### Try it:
In the article on foam rolling, what condition did the writer develop after running the LA marathon in 2011?

Screen Shot 2014-10-02 at 10.59.00 AM

The Benefits to Foam Rolling
Written by Bryce Smith

As a freshman in college, I got my first taste of what it takes to be a great athlete. With basketball practice for three hours and then working out in the weight room for an hour each day, my body was getting pretty beat up. Being a youngster, I thought my body was indestructible and never really spent too much time stretching, icing, or most importantly foam rolling. As a result, I developed plantar fasciitis, which is pain in the bottom of your foot that especially hurts first thing in the morning when you try to get out of bed and stand on it, or after sitting for awhile. At 18 years old, I was limping from my bed to the bathroom each morning and it took me a good hour or two for the fascia on the bottom of my foot to loosen up. The tightness in my legs from my hips, through my thighs, calves, and down to my feet led to this painful injury. You see, your body is a kinetic chain, meaning it is all connected and any muscular imbalance or lack of mobility in one area can be tremendously detrimental to other areas of your body in the long run.

In addition, after running the LA marathon in 2011 and being a basketball player my entire life, I developed IT Band Syndrome as a result of overuse. Iliotibial (IT) Band Syndrome is a very common injury that causes pain primarily on the outer (lateral) lower thigh and can lead to lateral knee pain. The pain in general was a result of tight or weak muscles, or chronic or acute injuries that occurred either over time or from a traumatic injury. So you see, I dug myself into a deep hole when the simple solution was to foam roll. Pain in general for most injuries can be treated immediately with ‘Rest, Ice, Compression, and Elevation (R.I.C.E.)’ but foam rolling must play a key roll in the RICE treatment as well; otherwise we are not attacking the deeper issues that could be causing the pain. Many injuries are like a hole in the wall and most people simply put a picture over this hole and mask the pain without actually attacking the deeper issue and fixing the problem. Foam rolling serves as a great tool to help attack the deeper issues that cause pain from tight and shortened muscles. Here are a few key stretching techniques that can be used to help prevent injuries.

### Data section:
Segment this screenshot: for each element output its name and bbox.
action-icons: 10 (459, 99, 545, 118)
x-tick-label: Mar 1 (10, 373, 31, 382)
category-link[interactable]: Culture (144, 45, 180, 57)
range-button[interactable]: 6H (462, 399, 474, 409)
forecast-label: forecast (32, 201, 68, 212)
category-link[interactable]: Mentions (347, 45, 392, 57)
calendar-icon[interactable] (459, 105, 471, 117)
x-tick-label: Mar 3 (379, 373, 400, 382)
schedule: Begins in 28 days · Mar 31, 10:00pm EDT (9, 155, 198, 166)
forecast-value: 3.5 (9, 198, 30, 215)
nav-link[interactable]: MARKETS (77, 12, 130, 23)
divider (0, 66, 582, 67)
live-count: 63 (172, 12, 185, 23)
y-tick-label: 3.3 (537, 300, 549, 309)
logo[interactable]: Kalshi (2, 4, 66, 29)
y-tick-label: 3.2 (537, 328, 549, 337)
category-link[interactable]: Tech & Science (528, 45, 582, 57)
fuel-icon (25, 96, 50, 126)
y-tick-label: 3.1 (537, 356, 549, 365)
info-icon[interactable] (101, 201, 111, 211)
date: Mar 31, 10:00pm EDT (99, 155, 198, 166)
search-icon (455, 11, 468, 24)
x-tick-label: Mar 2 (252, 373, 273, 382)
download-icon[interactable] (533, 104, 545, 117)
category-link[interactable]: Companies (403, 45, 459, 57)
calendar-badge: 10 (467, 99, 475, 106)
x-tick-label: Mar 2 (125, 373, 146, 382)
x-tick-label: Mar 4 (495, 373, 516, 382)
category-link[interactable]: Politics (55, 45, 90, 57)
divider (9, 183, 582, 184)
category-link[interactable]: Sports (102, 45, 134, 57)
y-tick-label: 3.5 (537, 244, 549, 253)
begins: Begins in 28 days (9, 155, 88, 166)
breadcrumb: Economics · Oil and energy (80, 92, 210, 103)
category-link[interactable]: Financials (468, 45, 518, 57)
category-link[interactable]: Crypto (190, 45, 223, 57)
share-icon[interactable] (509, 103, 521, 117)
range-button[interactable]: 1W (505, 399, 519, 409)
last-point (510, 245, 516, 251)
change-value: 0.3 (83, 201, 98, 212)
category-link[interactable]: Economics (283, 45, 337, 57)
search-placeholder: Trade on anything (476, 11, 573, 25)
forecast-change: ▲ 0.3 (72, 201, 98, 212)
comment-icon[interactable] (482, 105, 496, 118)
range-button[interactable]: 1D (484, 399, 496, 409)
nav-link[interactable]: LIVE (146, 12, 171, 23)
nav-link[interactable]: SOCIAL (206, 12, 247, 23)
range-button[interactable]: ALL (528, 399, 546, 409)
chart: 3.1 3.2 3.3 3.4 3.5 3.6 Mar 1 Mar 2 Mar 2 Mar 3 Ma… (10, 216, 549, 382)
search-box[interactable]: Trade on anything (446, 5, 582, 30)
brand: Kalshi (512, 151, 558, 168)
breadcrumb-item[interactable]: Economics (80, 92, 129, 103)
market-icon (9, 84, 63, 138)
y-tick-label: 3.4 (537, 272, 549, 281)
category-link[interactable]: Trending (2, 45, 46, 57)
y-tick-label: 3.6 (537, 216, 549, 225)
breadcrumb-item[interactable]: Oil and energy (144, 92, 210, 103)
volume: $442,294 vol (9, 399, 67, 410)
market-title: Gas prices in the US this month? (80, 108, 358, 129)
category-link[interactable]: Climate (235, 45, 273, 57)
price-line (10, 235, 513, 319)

### Exercise output:
Iliotibial (IT) Band Syndrome, caused by overuse.